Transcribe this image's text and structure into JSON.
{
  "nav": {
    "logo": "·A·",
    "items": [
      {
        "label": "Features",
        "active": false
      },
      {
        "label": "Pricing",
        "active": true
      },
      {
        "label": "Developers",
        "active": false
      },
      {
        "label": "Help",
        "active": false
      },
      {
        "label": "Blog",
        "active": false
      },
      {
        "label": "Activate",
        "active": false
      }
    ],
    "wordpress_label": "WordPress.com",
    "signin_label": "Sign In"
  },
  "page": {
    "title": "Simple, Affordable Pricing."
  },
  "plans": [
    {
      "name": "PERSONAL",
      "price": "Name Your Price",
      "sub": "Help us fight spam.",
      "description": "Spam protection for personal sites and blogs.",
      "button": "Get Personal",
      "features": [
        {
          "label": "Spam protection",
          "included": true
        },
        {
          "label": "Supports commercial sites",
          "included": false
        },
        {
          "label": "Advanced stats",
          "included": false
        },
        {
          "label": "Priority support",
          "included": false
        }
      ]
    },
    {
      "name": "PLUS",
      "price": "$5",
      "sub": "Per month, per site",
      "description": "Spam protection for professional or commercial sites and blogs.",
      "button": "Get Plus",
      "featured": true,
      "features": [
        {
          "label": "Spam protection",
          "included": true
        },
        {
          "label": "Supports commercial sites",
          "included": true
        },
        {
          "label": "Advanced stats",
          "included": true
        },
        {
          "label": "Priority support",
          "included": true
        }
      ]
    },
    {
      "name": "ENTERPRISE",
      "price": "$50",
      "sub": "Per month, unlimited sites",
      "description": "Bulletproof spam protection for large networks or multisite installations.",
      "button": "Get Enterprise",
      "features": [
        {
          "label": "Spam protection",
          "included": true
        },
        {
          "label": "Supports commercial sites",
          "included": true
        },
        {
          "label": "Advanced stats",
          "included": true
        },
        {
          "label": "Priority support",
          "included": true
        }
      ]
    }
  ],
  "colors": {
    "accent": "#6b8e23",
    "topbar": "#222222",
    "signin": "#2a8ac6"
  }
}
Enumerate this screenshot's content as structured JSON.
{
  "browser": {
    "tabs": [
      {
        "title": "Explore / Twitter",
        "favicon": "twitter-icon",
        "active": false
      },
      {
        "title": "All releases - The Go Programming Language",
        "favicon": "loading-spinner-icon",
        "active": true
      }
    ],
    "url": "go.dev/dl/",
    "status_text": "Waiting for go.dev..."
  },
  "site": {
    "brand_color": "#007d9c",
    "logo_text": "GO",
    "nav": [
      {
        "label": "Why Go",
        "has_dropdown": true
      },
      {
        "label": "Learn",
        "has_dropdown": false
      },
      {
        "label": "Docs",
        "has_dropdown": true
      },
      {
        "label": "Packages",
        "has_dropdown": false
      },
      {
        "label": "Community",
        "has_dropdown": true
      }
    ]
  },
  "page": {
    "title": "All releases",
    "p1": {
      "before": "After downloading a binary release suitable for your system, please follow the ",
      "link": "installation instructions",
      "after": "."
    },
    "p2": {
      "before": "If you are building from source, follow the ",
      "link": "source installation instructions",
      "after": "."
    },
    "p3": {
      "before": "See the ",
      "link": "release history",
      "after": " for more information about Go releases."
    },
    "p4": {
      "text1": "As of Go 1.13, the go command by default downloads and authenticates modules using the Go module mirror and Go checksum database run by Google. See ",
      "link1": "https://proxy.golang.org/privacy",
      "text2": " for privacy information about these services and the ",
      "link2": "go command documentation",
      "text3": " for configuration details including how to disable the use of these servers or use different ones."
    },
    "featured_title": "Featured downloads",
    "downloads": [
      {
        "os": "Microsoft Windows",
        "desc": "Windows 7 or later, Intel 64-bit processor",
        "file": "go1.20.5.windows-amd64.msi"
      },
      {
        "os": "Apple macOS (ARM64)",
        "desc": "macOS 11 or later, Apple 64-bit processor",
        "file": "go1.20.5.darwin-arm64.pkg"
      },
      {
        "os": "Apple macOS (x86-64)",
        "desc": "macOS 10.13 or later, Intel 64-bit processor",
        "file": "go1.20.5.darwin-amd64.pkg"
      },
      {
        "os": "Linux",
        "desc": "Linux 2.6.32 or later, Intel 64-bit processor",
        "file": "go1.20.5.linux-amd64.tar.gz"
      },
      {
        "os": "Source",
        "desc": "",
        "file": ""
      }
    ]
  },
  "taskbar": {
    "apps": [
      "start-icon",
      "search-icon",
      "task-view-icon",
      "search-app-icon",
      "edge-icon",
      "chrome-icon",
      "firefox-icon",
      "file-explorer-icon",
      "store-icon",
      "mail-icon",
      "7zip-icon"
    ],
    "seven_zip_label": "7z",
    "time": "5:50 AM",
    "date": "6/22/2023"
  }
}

—————

Print the material above once more, exactly.

> THE RESULT:
Transcribe this image's text and structure into JSON.
{
  "nav": {
    "logo": "·A·",
    "items": [
      {
        "label": "Features",
        "active": false
      },
      {
        "label": "Pricing",
        "active": true
      },
      {
        "label": "Developers",
        "active": false
      },
      {
        "label": "Help",
        "active": false
      },
      {
        "label": "Blog",
        "active": false
      },
      {
        "label": "Activate",
        "active": false
      }
    ],
    "wordpress_label": "WordPress.com",
    "signin_label": "Sign In"
  },
  "page": {
    "title": "Simple, Affordable Pricing."
  },
  "plans": [
    {
      "name": "PERSONAL",
      "price": "Name Your Price",
      "sub": "Help us fight spam.",
      "description": "Spam protection for personal sites and blogs.",
      "button": "Get Personal",
      "features": [
        {
          "label": "Spam protection",
          "included": true
        },
        {
          "label": "Supports commercial sites",
          "included": false
        },
        {
          "label": "Advanced stats",
          "included": false
        },
        {
          "label": "Priority support",
          "included": false
        }
      ]
    },
    {
      "name": "PLUS",
      "price": "$5",
      "sub": "Per month, per site",
      "description": "Spam protection for professional or commercial sites and blogs.",
      "button": "Get Plus",
      "featured": true,
      "features": [
        {
          "label": "Spam protection",
          "included": true
        },
        {
          "label": "Supports commercial sites",
          "included": true
        },
        {
          "label": "Advanced stats",
          "included": true
        },
        {
          "label": "Priority support",
          "included": true
        }
      ]
    },
    {
      "name": "ENTERPRISE",
      "price": "$50",
      "sub": "Per month, unlimited sites",
      "description": "Bulletproof spam protection for large networks or multisite installations.",
      "button": "Get Enterprise",
      "features": [
        {
          "label": "Spam protection",
          "included": true
        },
        {
          "label": "Supports commercial sites",
          "included": true
        },
        {
          "label": "Advanced stats",
          "included": true
        },
        {
          "label": "Priority support",
          "included": true
        }
      ]
    }
  ],
  "colors": {
    "accent": "#6b8e23",
    "topbar": "#222222",
    "signin": "#2a8ac6"
  }
}
Enumerate this screenshot's content as structured JSON.
{
  "browser": {
    "tabs": [
      {
        "title": "Explore / Twitter",
        "favicon": "twitter-icon",
        "active": false
      },
      {
        "title": "All releases - The Go Programming Language",
        "favicon": "loading-spinner-icon",
        "active": true
      }
    ],
    "url": "go.dev/dl/",
    "status_text": "Waiting for go.dev..."
  },
  "site": {
    "brand_color": "#007d9c",
    "logo_text": "GO",
    "nav": [
      {
        "label": "Why Go",
        "has_dropdown": true
      },
      {
        "label": "Learn",
        "has_dropdown": false
      },
      {
        "label": "Docs",
        "has_dropdown": true
      },
      {
        "label": "Packages",
        "has_dropdown": false
      },
      {
        "label": "Community",
        "has_dropdown": true
      }
    ]
  },
  "page": {
    "title": "All releases",
    "p1": {
      "before": "After downloading a binary release suitable for your system, please follow the ",
      "link": "installation instructions",
      "after": "."
    },
    "p2": {
      "before": "If you are building from source, follow the ",
      "link": "source installation instructions",
      "after": "."
    },
    "p3": {
      "before": "See the ",
      "link": "release history",
      "after": " for more information about Go releases."
    },
    "p4": {
      "text1": "As of Go 1.13, the go command by default downloads and authenticates modules using the Go module mirror and Go checksum database run by Google. See ",
      "link1": "https://proxy.golang.org/privacy",
      "text2": " for privacy information about these services and the ",
      "link2": "go command documentation",
      "text3": " for configuration details including how to disable the use of these servers or use different ones."
    },
    "featured_title": "Featured downloads",
    "downloads": [
      {
        "os": "Microsoft Windows",
        "desc": "Windows 7 or later, Intel 64-bit processor",
        "file": "go1.20.5.windows-amd64.msi"
      },
      {
        "os": "Apple macOS (ARM64)",
        "desc": "macOS 11 or later, Apple 64-bit processor",
        "file": "go1.20.5.darwin-arm64.pkg"
      },
      {
        "os": "Apple macOS (x86-64)",
        "desc": "macOS 10.13 or later, Intel 64-bit processor",
        "file": "go1.20.5.darwin-amd64.pkg"
      },
      {
        "os": "Linux",
        "desc": "Linux 2.6.32 or later, Intel 64-bit processor",
        "file": "go1.20.5.linux-amd64.tar.gz"
      },
      {
        "os": "Source",
        "desc": "",
        "file": ""
      }
    ]
  },
  "taskbar": {
    "apps": [
      "start-icon",
      "search-icon",
      "task-view-icon",
      "search-app-icon",
      "edge-icon",
      "chrome-icon",
      "firefox-icon",
      "file-explorer-icon",
      "store-icon",
      "mail-icon",
      "7zip-icon"
    ],
    "seven_zip_label": "7z",
    "time": "5:50 AM",
    "date": "6/22/2023"
  }
}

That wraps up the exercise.